In keeping with our growth strategy, during the quarter ended September 30, 2004, the Company completed the acquisition of two ISPs, Hillsboro.net (“Hillsboro”) and TXUN.net (“TXUN”) adding an additional 2,800 subscribers including 460 wireless subscribers to its base. In November 2004 the Company added approximately 1,500 additional subscribers with the acquisition of My Linux ISP.com (“My Linux”), a primarily commercial provider. The Company continues to aggressively pursue additional acquisition opportunities.

 

The Company also continues to research new broadband products including broadband over power lines (“BPL”) and new value-added services such as Voice Over Internet Protocol (“VoIP”). The Company is currently in the design phase for a BPL pilot program and in October initiated a pilot VoIP program for its employees. Also, in addition to becoming a wireless internet service provider with the successful integration of Hillsboro and TXUN, in November 2004 the Company became a wireless equipment reseller. Becoming a reseller will allow the Company to obtain better pricing as we build out our wireless internal network infrastructure and as well as enable us to capitalize on the expanding wireless network products market.

 

The Company has experienced a continued decline in revenue since the fiscal year ended June 30, 2001. This decline is primarily as a result of the loss of dial-up connectivity customers. The loss of these dial-up customers is primarily attributed to customers moving to broadband connectivity services. The Company did not have an adequate, competitive broadband solution for a majority of their customers and, as result, customers moved to other providers. Additionally, as the Company had experienced significant operating losses through fiscal 2002, it substantially reduced its sales and marketing efforts to provide for positive operating cash flows as it examined other strategic alternatives for the Company’s future growth. The Company believes the initiatives it has undertaken for new products, the acquisition of new sources for broadband alternatives and the renewed focus on marketing will positively impact its subscriber base.

 

The growth of the Internet and new technologies has resulted in increased competition for existing services and increased demand for new products and services. We believe we can successfully deal with these competitive forces through the introduction of new products and services and can efficiently market and deploy our products due to the high density of our subscriber base. Given the high level of competition in the industry for new subscribers, we have increased and plan to continue to increase our marketing efforts but will remain selective when investing in advertising. We plan to concentrate our advertising more heavily in markets where we have established branding than in new markets.

== == ==

What is expected>
Write out the report passage between "The Company also" and "network products market.", inclusive. Rely only on the report passage for this.

Material>
== == ==

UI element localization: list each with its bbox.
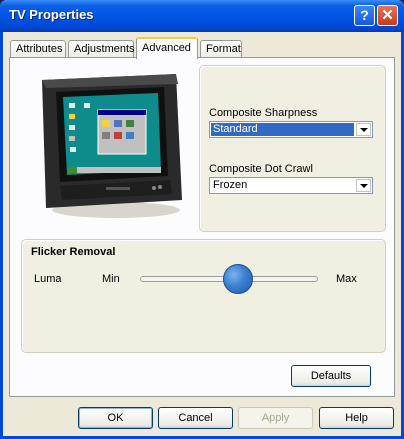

== == ==

Expected answer>
The Company also continues to research new broadband products including broadband over power lines (“BPL”) and new value-added services such as Voice Over Internet Protocol (“VoIP”). The Company is currently in the design phase for a BPL pilot program and in October initiated a pilot VoIP program for its employees. Also, in addition to becoming a wireless internet service provider with the successful integration of Hillsboro and TXUN, in November 2004 the Company became a wireless equipment reseller. Becoming a reseller will allow the Company to obtain better pricing as we build out our wireless internal network infrastructure and as well as enable us to capitalize on the expanding wireless network products market.